** GOAL **
Find every line with the word "this". Copy those lines.
"""
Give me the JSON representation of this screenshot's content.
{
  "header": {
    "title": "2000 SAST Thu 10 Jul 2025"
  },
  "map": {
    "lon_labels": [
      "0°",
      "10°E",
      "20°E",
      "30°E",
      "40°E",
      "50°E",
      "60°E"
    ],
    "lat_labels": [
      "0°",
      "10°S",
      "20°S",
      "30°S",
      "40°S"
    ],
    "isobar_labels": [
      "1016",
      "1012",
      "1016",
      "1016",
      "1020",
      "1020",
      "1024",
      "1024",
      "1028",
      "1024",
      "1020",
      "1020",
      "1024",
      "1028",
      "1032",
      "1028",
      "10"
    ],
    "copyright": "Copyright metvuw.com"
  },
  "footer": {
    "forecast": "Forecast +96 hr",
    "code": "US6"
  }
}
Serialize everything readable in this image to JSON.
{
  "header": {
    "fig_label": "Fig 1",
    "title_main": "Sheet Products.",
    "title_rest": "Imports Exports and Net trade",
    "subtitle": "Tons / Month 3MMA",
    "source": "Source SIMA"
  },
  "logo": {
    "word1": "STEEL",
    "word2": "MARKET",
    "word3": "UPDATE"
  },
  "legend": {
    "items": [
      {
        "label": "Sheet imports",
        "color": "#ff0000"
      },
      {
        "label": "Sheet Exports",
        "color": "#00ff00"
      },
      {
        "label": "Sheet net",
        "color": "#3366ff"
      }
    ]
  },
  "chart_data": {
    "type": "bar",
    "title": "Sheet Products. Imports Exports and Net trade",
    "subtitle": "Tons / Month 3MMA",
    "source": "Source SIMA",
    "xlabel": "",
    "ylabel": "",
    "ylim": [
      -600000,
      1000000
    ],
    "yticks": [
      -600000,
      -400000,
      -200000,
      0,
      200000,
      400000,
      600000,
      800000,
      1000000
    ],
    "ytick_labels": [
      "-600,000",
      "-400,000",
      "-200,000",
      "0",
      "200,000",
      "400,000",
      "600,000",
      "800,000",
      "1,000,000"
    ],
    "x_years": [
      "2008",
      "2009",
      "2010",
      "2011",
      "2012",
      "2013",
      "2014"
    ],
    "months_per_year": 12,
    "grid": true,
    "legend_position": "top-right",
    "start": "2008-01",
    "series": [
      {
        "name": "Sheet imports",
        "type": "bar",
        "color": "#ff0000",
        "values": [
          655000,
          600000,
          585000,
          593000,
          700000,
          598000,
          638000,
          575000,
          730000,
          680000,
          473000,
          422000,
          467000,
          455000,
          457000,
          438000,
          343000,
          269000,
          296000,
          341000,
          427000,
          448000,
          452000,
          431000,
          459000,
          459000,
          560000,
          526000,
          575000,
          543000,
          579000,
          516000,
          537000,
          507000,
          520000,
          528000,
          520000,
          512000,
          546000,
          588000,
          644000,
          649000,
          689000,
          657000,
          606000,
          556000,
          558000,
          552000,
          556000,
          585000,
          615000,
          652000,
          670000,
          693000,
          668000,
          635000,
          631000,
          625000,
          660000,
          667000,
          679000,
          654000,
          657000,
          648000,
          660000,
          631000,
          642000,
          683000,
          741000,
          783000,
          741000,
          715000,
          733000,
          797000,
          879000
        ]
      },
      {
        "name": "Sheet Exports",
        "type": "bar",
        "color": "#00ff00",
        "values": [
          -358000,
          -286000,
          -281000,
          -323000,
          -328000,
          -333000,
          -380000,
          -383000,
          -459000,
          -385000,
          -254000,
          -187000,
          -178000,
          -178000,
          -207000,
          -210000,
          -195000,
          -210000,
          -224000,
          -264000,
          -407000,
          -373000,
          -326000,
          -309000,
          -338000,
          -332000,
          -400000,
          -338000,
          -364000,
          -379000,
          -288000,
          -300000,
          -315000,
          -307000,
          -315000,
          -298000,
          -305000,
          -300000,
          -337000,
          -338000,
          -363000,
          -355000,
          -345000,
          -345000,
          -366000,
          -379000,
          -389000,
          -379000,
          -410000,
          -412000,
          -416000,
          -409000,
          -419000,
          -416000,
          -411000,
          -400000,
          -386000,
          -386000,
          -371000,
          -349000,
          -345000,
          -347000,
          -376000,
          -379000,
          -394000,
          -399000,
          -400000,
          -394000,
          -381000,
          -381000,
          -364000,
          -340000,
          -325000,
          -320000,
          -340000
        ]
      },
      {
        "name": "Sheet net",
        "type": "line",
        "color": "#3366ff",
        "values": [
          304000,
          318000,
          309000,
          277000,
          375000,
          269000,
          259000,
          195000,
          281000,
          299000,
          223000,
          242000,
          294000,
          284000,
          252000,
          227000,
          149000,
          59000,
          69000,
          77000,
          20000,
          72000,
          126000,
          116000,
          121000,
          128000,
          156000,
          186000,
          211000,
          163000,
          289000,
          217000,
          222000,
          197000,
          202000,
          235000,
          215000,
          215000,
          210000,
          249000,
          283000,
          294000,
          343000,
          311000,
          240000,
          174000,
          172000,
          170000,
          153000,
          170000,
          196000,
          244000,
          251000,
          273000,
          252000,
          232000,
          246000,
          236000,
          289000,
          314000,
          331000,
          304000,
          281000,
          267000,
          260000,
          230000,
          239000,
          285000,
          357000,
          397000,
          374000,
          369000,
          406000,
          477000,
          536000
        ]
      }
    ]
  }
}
"""
** TASK RESPONSE **
Give me the JSON representation of this screenshot's content.
Serialize everything readable in this image to JSON.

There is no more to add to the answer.